* [REQUEST] Sift the listing for lines that hold the string "audio" and pull them out.

Part of a data file
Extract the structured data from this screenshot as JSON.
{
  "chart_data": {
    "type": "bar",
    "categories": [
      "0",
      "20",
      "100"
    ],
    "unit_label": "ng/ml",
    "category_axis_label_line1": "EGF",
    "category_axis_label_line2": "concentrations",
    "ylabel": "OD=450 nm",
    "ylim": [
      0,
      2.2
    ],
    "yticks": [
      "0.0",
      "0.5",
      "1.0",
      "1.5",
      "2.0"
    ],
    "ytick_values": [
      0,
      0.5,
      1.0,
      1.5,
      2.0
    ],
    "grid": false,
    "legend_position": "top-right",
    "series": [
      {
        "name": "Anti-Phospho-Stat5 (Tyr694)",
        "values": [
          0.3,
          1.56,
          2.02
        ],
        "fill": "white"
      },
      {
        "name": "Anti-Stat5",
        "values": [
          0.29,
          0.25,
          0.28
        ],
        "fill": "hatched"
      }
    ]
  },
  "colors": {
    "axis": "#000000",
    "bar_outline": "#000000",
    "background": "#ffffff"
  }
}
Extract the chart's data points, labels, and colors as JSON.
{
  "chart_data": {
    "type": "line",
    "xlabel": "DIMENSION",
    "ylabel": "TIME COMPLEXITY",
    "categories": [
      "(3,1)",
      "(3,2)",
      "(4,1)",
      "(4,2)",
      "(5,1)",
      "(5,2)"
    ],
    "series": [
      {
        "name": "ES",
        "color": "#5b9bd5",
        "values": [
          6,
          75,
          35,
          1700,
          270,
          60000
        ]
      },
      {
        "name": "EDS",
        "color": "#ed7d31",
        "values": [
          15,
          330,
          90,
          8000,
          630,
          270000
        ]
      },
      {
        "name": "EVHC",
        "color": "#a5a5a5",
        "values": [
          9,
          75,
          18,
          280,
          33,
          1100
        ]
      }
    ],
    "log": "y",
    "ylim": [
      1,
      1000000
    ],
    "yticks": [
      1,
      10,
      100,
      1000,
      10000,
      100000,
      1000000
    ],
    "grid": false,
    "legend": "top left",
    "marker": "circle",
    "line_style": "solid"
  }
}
---
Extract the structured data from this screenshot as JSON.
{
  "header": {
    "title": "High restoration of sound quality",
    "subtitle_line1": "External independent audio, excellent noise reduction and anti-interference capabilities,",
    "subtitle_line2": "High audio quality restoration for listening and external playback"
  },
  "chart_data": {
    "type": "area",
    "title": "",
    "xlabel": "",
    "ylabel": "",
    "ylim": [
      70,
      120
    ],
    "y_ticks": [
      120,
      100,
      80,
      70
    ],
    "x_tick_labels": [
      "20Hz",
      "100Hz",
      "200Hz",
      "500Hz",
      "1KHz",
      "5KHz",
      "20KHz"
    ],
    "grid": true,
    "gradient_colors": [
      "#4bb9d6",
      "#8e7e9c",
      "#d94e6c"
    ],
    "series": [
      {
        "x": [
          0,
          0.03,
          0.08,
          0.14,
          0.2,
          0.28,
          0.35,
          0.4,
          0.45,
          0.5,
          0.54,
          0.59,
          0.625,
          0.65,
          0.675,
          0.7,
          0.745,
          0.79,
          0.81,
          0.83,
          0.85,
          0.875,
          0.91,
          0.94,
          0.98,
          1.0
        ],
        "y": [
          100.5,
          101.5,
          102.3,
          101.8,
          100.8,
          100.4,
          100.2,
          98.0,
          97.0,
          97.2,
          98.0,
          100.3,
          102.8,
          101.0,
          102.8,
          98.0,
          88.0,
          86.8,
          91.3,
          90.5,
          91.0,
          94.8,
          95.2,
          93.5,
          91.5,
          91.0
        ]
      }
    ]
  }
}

* [SOLUTION]
    "subtitle_line1": "External independent audio, excellent noise reduction and anti-interference capabilities,",
    "subtitle_line2": "High audio quality restoration for listening and external playback"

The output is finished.